**Excerpt from a dataset**:
start
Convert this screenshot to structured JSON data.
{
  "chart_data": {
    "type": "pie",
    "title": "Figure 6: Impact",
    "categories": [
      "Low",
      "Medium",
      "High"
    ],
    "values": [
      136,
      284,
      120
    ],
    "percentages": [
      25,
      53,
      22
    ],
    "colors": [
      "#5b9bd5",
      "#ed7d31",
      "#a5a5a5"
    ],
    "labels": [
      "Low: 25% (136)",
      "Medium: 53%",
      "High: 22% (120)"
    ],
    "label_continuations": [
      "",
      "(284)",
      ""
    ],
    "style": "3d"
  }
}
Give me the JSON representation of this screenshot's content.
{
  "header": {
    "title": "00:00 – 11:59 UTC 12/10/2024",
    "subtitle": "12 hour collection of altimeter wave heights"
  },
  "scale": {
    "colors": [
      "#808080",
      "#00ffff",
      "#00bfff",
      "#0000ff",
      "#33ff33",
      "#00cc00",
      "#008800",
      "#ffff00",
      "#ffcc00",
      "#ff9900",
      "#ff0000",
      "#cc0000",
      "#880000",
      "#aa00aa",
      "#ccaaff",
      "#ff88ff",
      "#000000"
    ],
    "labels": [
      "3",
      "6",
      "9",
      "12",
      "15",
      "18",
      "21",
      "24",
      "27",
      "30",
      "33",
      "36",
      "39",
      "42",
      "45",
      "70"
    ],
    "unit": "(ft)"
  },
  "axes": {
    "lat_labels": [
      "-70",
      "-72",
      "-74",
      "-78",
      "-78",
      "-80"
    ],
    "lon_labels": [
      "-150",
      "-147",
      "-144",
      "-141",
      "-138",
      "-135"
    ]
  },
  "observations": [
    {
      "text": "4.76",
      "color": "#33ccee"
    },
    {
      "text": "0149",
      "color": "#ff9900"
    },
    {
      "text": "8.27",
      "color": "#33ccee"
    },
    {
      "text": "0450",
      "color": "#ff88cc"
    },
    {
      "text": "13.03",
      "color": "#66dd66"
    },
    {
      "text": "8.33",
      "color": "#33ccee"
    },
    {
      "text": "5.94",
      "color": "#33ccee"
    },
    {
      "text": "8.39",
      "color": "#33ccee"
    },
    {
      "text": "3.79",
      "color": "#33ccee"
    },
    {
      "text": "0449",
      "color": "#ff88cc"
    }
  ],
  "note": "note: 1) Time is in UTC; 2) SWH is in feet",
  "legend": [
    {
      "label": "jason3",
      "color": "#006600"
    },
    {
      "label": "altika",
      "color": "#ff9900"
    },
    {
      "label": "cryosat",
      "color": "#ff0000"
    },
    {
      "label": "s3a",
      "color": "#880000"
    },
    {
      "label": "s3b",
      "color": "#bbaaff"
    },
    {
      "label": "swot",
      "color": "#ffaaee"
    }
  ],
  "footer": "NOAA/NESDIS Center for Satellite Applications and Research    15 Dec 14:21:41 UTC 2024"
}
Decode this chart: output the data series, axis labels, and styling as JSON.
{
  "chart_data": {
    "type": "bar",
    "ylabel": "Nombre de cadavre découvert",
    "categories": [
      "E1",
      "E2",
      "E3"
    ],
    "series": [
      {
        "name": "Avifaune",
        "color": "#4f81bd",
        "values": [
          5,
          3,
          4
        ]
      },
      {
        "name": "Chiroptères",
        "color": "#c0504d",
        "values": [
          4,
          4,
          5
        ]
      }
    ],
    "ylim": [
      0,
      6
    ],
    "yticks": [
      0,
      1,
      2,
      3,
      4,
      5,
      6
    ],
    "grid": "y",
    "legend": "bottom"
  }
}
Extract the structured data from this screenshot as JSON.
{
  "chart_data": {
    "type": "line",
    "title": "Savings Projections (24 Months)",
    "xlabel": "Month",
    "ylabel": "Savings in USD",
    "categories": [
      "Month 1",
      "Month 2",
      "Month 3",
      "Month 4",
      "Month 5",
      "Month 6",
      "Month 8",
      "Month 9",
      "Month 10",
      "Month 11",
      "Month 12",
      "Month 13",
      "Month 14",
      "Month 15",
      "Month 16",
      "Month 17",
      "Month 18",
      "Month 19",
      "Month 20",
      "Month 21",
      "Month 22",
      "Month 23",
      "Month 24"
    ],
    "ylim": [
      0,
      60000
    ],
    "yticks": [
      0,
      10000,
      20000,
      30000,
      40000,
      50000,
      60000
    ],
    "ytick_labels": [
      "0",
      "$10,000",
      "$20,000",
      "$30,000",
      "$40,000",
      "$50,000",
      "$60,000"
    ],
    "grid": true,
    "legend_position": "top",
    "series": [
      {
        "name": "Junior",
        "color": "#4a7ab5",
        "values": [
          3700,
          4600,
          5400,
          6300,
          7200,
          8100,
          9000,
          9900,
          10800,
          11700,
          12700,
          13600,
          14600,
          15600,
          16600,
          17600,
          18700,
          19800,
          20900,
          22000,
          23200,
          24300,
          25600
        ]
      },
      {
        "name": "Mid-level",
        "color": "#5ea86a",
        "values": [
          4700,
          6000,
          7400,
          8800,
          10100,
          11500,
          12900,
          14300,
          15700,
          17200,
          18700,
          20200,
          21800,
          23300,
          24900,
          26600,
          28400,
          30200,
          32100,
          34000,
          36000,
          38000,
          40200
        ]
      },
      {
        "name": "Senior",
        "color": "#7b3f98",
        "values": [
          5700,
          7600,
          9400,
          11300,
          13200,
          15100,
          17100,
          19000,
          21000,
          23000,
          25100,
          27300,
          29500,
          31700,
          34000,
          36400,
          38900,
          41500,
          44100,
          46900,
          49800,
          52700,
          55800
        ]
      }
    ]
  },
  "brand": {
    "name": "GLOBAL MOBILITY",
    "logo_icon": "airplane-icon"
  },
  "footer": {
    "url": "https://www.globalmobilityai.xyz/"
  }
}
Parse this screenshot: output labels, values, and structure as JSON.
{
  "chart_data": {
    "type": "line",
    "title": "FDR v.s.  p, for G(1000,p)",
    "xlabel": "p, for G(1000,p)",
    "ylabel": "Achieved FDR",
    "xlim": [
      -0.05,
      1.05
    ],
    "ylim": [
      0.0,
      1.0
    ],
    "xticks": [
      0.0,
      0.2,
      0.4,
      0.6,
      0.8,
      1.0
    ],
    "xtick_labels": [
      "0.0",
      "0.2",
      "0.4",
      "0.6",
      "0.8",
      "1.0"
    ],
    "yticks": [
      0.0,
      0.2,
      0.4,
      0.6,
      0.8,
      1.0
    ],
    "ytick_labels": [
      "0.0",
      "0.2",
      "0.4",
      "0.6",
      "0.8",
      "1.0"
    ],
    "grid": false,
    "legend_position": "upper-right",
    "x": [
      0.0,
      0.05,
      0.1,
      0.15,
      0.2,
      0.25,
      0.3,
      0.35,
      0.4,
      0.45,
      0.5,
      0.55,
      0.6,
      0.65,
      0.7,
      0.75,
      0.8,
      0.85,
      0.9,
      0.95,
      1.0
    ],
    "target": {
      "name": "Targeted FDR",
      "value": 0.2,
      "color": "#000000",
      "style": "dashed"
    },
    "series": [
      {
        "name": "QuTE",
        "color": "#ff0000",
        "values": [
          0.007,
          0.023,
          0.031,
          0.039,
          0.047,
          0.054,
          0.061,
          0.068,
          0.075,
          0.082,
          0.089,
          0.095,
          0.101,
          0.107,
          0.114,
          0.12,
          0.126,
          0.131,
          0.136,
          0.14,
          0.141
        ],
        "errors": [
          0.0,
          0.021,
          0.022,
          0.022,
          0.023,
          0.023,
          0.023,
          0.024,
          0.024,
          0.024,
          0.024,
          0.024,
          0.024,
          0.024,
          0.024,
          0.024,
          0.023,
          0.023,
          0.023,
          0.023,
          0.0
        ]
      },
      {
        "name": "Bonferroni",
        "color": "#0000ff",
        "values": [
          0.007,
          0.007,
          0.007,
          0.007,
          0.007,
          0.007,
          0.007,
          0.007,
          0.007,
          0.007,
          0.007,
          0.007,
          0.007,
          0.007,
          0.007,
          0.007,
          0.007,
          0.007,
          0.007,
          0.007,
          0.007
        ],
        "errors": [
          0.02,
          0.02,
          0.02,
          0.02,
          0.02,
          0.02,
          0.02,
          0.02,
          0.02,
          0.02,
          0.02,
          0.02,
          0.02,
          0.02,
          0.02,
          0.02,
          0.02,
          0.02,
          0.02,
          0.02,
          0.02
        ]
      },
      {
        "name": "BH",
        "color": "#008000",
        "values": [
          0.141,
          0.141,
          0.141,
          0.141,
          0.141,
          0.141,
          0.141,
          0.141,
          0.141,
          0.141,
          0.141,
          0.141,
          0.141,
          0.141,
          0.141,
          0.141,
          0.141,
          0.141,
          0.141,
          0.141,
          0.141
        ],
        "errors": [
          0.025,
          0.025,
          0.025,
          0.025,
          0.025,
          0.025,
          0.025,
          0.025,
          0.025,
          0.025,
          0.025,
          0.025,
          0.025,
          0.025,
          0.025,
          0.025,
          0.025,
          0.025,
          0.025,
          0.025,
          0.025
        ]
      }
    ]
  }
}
end
**WRITTEN EXERCISE**:
Show each line of the listing that holds the string "footer".

**FINISHED TASK**:
  "footer": "NOAA/NESDIS Center for Satellite Applications and Research    15 Dec 14:21:41 UTC 2024"
  "footer": {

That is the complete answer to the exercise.